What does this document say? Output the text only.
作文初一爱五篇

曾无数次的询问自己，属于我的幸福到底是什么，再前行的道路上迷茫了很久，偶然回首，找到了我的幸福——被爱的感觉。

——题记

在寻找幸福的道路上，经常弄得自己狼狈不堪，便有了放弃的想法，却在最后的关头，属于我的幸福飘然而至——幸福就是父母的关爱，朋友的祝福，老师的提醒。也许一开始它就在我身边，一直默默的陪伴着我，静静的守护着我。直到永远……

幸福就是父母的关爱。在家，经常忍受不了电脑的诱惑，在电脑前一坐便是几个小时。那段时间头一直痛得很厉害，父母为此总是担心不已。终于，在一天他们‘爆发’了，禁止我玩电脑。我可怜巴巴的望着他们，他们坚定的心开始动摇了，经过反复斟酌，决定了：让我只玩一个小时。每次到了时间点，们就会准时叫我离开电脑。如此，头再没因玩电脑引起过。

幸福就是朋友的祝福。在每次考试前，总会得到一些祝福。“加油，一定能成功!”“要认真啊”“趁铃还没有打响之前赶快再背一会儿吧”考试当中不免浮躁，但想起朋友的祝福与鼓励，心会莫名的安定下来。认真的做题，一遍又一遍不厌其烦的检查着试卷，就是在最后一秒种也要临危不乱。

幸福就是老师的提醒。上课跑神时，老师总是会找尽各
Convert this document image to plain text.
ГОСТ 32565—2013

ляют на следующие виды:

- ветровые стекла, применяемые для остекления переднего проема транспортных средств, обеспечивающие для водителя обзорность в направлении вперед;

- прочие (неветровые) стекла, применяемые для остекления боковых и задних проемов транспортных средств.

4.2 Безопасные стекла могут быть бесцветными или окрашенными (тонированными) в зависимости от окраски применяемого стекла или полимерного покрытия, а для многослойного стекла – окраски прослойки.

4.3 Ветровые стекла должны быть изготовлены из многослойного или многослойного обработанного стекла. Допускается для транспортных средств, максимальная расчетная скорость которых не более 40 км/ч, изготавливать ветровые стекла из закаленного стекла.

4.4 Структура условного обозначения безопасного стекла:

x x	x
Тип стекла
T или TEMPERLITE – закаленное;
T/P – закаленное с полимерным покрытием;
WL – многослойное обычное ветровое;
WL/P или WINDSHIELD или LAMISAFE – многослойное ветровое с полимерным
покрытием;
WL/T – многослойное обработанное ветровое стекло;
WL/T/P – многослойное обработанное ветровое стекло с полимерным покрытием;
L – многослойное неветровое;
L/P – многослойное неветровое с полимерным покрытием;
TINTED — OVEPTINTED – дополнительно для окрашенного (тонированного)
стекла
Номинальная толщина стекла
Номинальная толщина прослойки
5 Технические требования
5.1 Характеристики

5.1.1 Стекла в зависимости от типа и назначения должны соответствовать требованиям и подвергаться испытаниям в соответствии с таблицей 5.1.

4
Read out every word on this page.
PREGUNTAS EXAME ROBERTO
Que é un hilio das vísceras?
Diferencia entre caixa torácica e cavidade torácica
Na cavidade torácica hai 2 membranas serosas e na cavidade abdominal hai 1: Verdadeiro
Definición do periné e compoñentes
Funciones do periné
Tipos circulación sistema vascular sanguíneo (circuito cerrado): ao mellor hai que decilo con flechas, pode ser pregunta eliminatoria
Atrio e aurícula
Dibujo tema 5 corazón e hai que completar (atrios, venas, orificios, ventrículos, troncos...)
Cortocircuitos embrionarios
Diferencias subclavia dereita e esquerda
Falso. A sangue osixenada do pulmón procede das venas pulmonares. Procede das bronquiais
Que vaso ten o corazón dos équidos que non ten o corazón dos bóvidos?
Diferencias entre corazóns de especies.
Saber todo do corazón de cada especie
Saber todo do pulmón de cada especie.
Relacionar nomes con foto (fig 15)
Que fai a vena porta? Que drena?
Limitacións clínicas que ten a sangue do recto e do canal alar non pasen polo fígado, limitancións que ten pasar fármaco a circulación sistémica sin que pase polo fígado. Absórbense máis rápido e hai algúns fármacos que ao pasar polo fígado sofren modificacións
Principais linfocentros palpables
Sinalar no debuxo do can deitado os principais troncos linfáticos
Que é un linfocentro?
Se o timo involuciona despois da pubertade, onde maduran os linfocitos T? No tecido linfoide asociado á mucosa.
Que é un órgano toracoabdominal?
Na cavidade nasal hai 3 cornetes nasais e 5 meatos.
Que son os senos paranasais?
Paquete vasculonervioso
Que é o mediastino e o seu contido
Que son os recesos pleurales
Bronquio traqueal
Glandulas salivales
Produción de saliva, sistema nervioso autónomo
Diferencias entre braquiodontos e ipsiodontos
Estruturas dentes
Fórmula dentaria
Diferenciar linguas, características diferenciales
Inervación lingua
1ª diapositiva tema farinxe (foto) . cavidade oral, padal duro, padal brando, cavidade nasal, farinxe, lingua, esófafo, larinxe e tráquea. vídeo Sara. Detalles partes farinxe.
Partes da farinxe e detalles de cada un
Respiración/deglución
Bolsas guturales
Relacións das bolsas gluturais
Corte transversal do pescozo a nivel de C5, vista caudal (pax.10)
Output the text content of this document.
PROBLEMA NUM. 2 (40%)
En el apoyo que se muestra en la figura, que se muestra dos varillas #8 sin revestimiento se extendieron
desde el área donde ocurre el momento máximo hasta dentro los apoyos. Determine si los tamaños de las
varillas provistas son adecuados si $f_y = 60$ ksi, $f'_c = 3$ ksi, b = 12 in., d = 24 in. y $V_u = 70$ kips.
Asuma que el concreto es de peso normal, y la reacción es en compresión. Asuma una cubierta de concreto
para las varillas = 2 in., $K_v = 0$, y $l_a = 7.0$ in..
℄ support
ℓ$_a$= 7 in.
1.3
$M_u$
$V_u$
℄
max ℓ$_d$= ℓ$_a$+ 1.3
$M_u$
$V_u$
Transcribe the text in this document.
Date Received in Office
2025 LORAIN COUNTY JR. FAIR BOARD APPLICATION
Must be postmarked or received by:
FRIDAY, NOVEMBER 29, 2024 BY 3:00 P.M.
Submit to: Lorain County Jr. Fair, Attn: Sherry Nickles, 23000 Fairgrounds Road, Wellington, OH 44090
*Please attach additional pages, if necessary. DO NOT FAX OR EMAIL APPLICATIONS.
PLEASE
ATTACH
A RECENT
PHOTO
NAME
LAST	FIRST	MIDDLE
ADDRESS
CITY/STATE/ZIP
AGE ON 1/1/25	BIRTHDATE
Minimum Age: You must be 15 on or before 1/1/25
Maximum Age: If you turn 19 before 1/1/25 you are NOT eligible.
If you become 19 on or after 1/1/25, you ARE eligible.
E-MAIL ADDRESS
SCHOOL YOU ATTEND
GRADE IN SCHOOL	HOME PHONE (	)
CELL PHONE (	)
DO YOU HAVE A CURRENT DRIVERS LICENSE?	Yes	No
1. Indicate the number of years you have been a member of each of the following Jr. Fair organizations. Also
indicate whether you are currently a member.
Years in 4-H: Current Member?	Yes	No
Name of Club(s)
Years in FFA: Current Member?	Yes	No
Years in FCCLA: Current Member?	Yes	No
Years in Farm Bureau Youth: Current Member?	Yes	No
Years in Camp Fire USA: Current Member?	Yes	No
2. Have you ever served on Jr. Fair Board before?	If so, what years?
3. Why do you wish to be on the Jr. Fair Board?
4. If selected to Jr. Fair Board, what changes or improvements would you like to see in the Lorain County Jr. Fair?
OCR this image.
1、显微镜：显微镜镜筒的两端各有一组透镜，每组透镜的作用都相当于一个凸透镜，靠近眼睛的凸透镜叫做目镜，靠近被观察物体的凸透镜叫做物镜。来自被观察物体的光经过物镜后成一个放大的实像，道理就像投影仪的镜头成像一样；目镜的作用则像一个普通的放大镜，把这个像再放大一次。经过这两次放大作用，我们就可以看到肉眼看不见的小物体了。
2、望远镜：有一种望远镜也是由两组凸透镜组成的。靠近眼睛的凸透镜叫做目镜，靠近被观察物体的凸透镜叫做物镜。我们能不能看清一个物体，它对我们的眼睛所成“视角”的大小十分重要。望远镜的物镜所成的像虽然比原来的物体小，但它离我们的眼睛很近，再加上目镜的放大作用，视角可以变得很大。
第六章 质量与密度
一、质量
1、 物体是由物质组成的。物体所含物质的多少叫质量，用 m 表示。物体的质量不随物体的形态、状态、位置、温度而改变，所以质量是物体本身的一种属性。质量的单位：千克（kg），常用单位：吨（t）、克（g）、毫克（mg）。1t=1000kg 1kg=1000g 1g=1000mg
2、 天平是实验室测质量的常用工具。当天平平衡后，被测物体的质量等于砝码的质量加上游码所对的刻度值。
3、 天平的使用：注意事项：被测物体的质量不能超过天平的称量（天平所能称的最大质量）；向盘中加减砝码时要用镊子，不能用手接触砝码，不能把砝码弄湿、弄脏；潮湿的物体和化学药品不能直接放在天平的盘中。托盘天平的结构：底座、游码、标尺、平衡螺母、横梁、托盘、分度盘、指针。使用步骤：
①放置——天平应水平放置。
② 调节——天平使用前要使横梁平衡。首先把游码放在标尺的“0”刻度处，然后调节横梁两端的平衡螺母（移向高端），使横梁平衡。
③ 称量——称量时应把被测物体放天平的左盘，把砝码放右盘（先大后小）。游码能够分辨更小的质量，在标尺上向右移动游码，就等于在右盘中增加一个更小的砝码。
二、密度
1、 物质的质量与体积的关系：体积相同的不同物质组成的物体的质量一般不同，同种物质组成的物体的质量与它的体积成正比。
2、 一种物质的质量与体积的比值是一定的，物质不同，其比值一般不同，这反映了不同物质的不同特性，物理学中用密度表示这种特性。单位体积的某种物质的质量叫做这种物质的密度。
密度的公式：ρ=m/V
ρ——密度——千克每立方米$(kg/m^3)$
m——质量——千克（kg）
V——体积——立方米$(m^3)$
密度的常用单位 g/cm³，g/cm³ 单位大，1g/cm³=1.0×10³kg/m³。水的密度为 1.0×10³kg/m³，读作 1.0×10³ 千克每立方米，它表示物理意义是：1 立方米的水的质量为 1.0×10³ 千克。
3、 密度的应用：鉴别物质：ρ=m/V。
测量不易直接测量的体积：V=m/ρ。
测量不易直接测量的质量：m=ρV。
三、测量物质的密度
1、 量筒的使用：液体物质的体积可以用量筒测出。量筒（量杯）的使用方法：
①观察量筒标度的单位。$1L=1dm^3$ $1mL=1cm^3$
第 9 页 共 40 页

**Goal**.
Find the lines above that contain the word "sistema" and collect them.

**Correct answer**.
Tipos circulación sistema vascular sanguíneo (circuito cerrado): ao mellor hai que decilo con flechas, pode ser pregunta eliminatoria
Produción de saliva, sistema nervioso autónomo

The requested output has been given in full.